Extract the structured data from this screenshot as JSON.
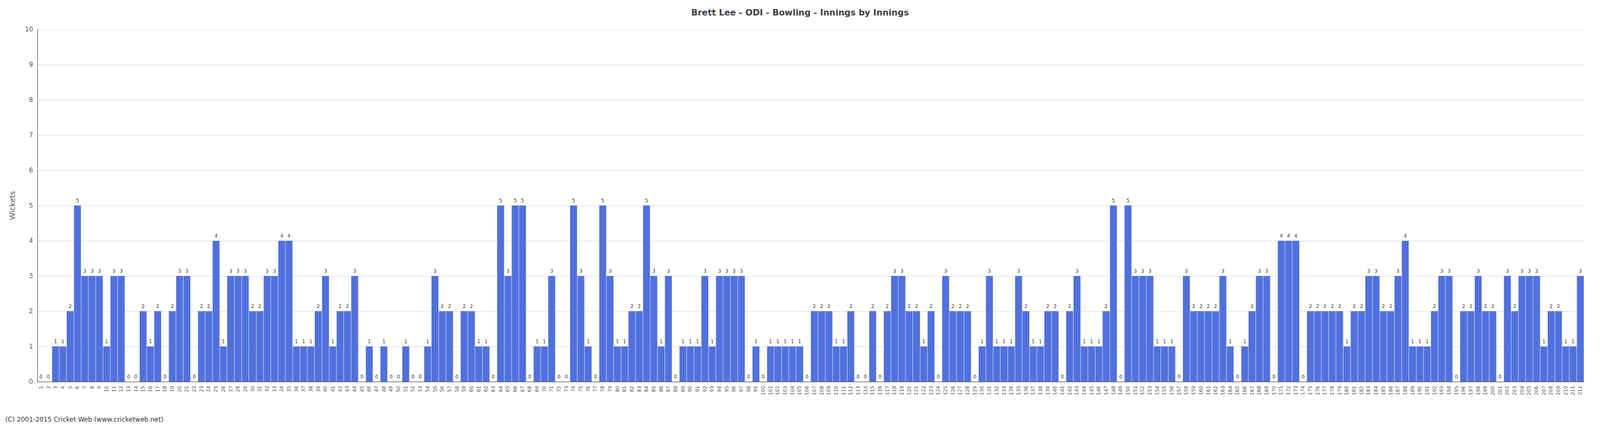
{
  "chart_data": {
    "type": "bar",
    "title": "Brett Lee - ODI - Bowling - Innings by Innings",
    "ylabel": "Wickets",
    "annotations": [
      "(C) 2001-2015 Cricket Web (www.cricketweb.net)"
    ],
    "categories": [
      "1",
      "2",
      "3",
      "4",
      "5",
      "6",
      "7",
      "8",
      "9",
      "10",
      "11",
      "12",
      "13",
      "14",
      "15",
      "16",
      "17",
      "18",
      "19",
      "20",
      "21",
      "22",
      "23",
      "24",
      "25",
      "26",
      "27",
      "28",
      "29",
      "30",
      "31",
      "32",
      "33",
      "34",
      "35",
      "36",
      "37",
      "38",
      "39",
      "40",
      "41",
      "42",
      "43",
      "44",
      "45",
      "46",
      "47",
      "48",
      "49",
      "50",
      "51",
      "52",
      "53",
      "54",
      "55",
      "56",
      "57",
      "58",
      "59",
      "60",
      "61",
      "62",
      "63",
      "64",
      "65",
      "66",
      "67",
      "68",
      "69",
      "70",
      "71",
      "72",
      "73",
      "74",
      "75",
      "76",
      "77",
      "78",
      "79",
      "80",
      "81",
      "82",
      "83",
      "84",
      "85",
      "86",
      "87",
      "88",
      "89",
      "90",
      "91",
      "92",
      "93",
      "94",
      "95",
      "96",
      "97",
      "98",
      "99",
      "100",
      "101",
      "102",
      "103",
      "104",
      "105",
      "106",
      "107",
      "108",
      "109",
      "110",
      "111",
      "112",
      "113",
      "114",
      "115",
      "116",
      "117",
      "118",
      "119",
      "120",
      "121",
      "122",
      "123",
      "124",
      "125",
      "126",
      "127",
      "128",
      "129",
      "130",
      "131",
      "132",
      "133",
      "134",
      "135",
      "136",
      "137",
      "138",
      "139",
      "140",
      "141",
      "142",
      "143",
      "144",
      "145",
      "146",
      "147",
      "148",
      "149",
      "150",
      "151",
      "152",
      "153",
      "154",
      "155",
      "156",
      "157",
      "158",
      "159",
      "160",
      "161",
      "162",
      "163",
      "164",
      "165",
      "166",
      "167",
      "168",
      "169",
      "170",
      "171",
      "172",
      "173",
      "174",
      "175",
      "176",
      "177",
      "178",
      "179",
      "180",
      "181",
      "182",
      "183",
      "184",
      "185",
      "186",
      "187",
      "188",
      "189",
      "190",
      "191",
      "192",
      "193",
      "194",
      "195",
      "196",
      "197",
      "198",
      "199",
      "200",
      "201",
      "202",
      "203",
      "204",
      "205",
      "206",
      "207",
      "208",
      "209",
      "210",
      "211",
      "212"
    ],
    "values": [
      0,
      0,
      1,
      1,
      2,
      5,
      3,
      3,
      3,
      1,
      3,
      3,
      0,
      0,
      2,
      1,
      2,
      0,
      2,
      3,
      3,
      0,
      2,
      2,
      4,
      1,
      3,
      3,
      3,
      2,
      2,
      3,
      3,
      4,
      4,
      1,
      1,
      1,
      2,
      3,
      1,
      2,
      2,
      3,
      0,
      1,
      0,
      1,
      0,
      0,
      1,
      0,
      0,
      1,
      3,
      2,
      2,
      0,
      2,
      2,
      1,
      1,
      0,
      5,
      3,
      5,
      5,
      0,
      1,
      1,
      3,
      0,
      0,
      5,
      3,
      1,
      0,
      5,
      3,
      1,
      1,
      2,
      2,
      5,
      3,
      1,
      3,
      0,
      1,
      1,
      1,
      3,
      1,
      3,
      3,
      3,
      3,
      0,
      1,
      0,
      1,
      1,
      1,
      1,
      1,
      0,
      2,
      2,
      2,
      1,
      1,
      2,
      0,
      0,
      2,
      0,
      2,
      3,
      3,
      2,
      2,
      1,
      2,
      0,
      3,
      2,
      2,
      2,
      0,
      1,
      3,
      1,
      1,
      1,
      3,
      2,
      1,
      1,
      2,
      2,
      0,
      2,
      3,
      1,
      1,
      1,
      2,
      5,
      0,
      5,
      3,
      3,
      3,
      1,
      1,
      1,
      0,
      3,
      2,
      2,
      2,
      2,
      3,
      1,
      0,
      1,
      2,
      3,
      3,
      0,
      4,
      4,
      4,
      0,
      2,
      2,
      2,
      2,
      2,
      1,
      2,
      2,
      3,
      3,
      2,
      2,
      3,
      4,
      1,
      1,
      1,
      2,
      3,
      3,
      0,
      2,
      2,
      3,
      2,
      2,
      0,
      3,
      2,
      3,
      3,
      3,
      1,
      2,
      2,
      1,
      1,
      3
    ],
    "ylim": [
      0,
      10
    ],
    "yticks": [
      0,
      1,
      2,
      3,
      4,
      5,
      6,
      7,
      8,
      9,
      10
    ],
    "grid": true,
    "data_labels": true
  }
}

----

- **Work to do**: Repeat all of the records verbatim, leaving out the pictures.

- **Final result**:
Extract the structured data from this screenshot as JSON.
{
  "chart_data": {
    "type": "bar",
    "title": "Brett Lee - ODI - Bowling - Innings by Innings",
    "ylabel": "Wickets",
    "annotations": [
      "(C) 2001-2015 Cricket Web (www.cricketweb.net)"
    ],
    "categories": [
      "1",
      "2",
      "3",
      "4",
      "5",
      "6",
      "7",
      "8",
      "9",
      "10",
      "11",
      "12",
      "13",
      "14",
      "15",
      "16",
      "17",
      "18",
      "19",
      "20",
      "21",
      "22",
      "23",
      "24",
      "25",
      "26",
      "27",
      "28",
      "29",
      "30",
      "31",
      "32",
      "33",
      "34",
      "35",
      "36",
      "37",
      "38",
      "39",
      "40",
      "41",
      "42",
      "43",
      "44",
      "45",
      "46",
      "47",
      "48",
      "49",
      "50",
      "51",
      "52",
      "53",
      "54",
      "55",
      "56",
      "57",
      "58",
      "59",
      "60",
      "61",
      "62",
      "63",
      "64",
      "65",
      "66",
      "67",
      "68",
      "69",
      "70",
      "71",
      "72",
      "73",
      "74",
      "75",
      "76",
      "77",
      "78",
      "79",
      "80",
      "81",
      "82",
      "83",
      "84",
      "85",
      "86",
      "87",
      "88",
      "89",
      "90",
      "91",
      "92",
      "93",
      "94",
      "95",
      "96",
      "97",
      "98",
      "99",
      "100",
      "101",
      "102",
      "103",
      "104",
      "105",
      "106",
      "107",
      "108",
      "109",
      "110",
      "111",
      "112",
      "113",
      "114",
      "115",
      "116",
      "117",
      "118",
      "119",
      "120",
      "121",
      "122",
      "123",
      "124",
      "125",
      "126",
      "127",
      "128",
      "129",
      "130",
      "131",
      "132",
      "133",
      "134",
      "135",
      "136",
      "137",
      "138",
      "139",
      "140",
      "141",
      "142",
      "143",
      "144",
      "145",
      "146",
      "147",
      "148",
      "149",
      "150",
      "151",
      "152",
      "153",
      "154",
      "155",
      "156",
      "157",
      "158",
      "159",
      "160",
      "161",
      "162",
      "163",
      "164",
      "165",
      "166",
      "167",
      "168",
      "169",
      "170",
      "171",
      "172",
      "173",
      "174",
      "175",
      "176",
      "177",
      "178",
      "179",
      "180",
      "181",
      "182",
      "183",
      "184",
      "185",
      "186",
      "187",
      "188",
      "189",
      "190",
      "191",
      "192",
      "193",
      "194",
      "195",
      "196",
      "197",
      "198",
      "199",
      "200",
      "201",
      "202",
      "203",
      "204",
      "205",
      "206",
      "207",
      "208",
      "209",
      "210",
      "211",
      "212"
    ],
    "values": [
      0,
      0,
      1,
      1,
      2,
      5,
      3,
      3,
      3,
      1,
      3,
      3,
      0,
      0,
      2,
      1,
      2,
      0,
      2,
      3,
      3,
      0,
      2,
      2,
      4,
      1,
      3,
      3,
      3,
      2,
      2,
      3,
      3,
      4,
      4,
      1,
      1,
      1,
      2,
      3,
      1,
      2,
      2,
      3,
      0,
      1,
      0,
      1,
      0,
      0,
      1,
      0,
      0,
      1,
      3,
      2,
      2,
      0,
      2,
      2,
      1,
      1,
      0,
      5,
      3,
      5,
      5,
      0,
      1,
      1,
      3,
      0,
      0,
      5,
      3,
      1,
      0,
      5,
      3,
      1,
      1,
      2,
      2,
      5,
      3,
      1,
      3,
      0,
      1,
      1,
      1,
      3,
      1,
      3,
      3,
      3,
      3,
      0,
      1,
      0,
      1,
      1,
      1,
      1,
      1,
      0,
      2,
      2,
      2,
      1,
      1,
      2,
      0,
      0,
      2,
      0,
      2,
      3,
      3,
      2,
      2,
      1,
      2,
      0,
      3,
      2,
      2,
      2,
      0,
      1,
      3,
      1,
      1,
      1,
      3,
      2,
      1,
      1,
      2,
      2,
      0,
      2,
      3,
      1,
      1,
      1,
      2,
      5,
      0,
      5,
      3,
      3,
      3,
      1,
      1,
      1,
      0,
      3,
      2,
      2,
      2,
      2,
      3,
      1,
      0,
      1,
      2,
      3,
      3,
      0,
      4,
      4,
      4,
      0,
      2,
      2,
      2,
      2,
      2,
      1,
      2,
      2,
      3,
      3,
      2,
      2,
      3,
      4,
      1,
      1,
      1,
      2,
      3,
      3,
      0,
      2,
      2,
      3,
      2,
      2,
      0,
      3,
      2,
      3,
      3,
      3,
      1,
      2,
      2,
      1,
      1,
      3
    ],
    "ylim": [
      0,
      10
    ],
    "yticks": [
      0,
      1,
      2,
      3,
      4,
      5,
      6,
      7,
      8,
      9,
      10
    ],
    "grid": true,
    "data_labels": true
  }
}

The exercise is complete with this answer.